-- Start EXTRACTED ENTRIES --
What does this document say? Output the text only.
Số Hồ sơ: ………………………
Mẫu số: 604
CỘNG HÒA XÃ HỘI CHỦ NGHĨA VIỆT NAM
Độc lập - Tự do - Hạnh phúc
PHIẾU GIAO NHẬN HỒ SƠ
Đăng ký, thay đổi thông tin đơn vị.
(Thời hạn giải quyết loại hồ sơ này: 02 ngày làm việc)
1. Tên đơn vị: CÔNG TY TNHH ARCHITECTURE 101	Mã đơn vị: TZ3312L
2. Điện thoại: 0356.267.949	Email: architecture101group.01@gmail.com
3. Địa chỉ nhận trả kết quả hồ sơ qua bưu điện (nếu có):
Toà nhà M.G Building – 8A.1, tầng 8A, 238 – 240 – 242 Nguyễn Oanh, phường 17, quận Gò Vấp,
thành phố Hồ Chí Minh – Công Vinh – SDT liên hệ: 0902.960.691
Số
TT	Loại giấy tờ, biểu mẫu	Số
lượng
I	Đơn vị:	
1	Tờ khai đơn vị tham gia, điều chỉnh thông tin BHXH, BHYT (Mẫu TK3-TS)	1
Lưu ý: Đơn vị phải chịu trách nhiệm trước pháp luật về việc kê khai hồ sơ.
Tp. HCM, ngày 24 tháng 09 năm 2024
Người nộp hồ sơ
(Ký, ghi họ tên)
-- End EXTRACTED ENTRIES --
§ TASK INSTRUCTIONS: Using the data above, repeat every line exactly.

§ WORKED ANSWER:
What does this document say? Output the text only.
Số Hồ sơ: ………………………
Mẫu số: 604
CỘNG HÒA XÃ HỘI CHỦ NGHĨA VIỆT NAM
Độc lập - Tự do - Hạnh phúc
PHIẾU GIAO NHẬN HỒ SƠ
Đăng ký, thay đổi thông tin đơn vị.
(Thời hạn giải quyết loại hồ sơ này: 02 ngày làm việc)
1. Tên đơn vị: CÔNG TY TNHH ARCHITECTURE 101	Mã đơn vị: TZ3312L
2. Điện thoại: 0356.267.949	Email: architecture101group.01@gmail.com
3. Địa chỉ nhận trả kết quả hồ sơ qua bưu điện (nếu có):
Toà nhà M.G Building – 8A.1, tầng 8A, 238 – 240 – 242 Nguyễn Oanh, phường 17, quận Gò Vấp,
thành phố Hồ Chí Minh – Công Vinh – SDT liên hệ: 0902.960.691
Số
TT	Loại giấy tờ, biểu mẫu	Số
lượng
I	Đơn vị:	
1	Tờ khai đơn vị tham gia, điều chỉnh thông tin BHXH, BHYT (Mẫu TK3-TS)	1
Lưu ý: Đơn vị phải chịu trách nhiệm trước pháp luật về việc kê khai hồ sơ.
Tp. HCM, ngày 24 tháng 09 năm 2024
Người nộp hồ sơ
(Ký, ghi họ tên)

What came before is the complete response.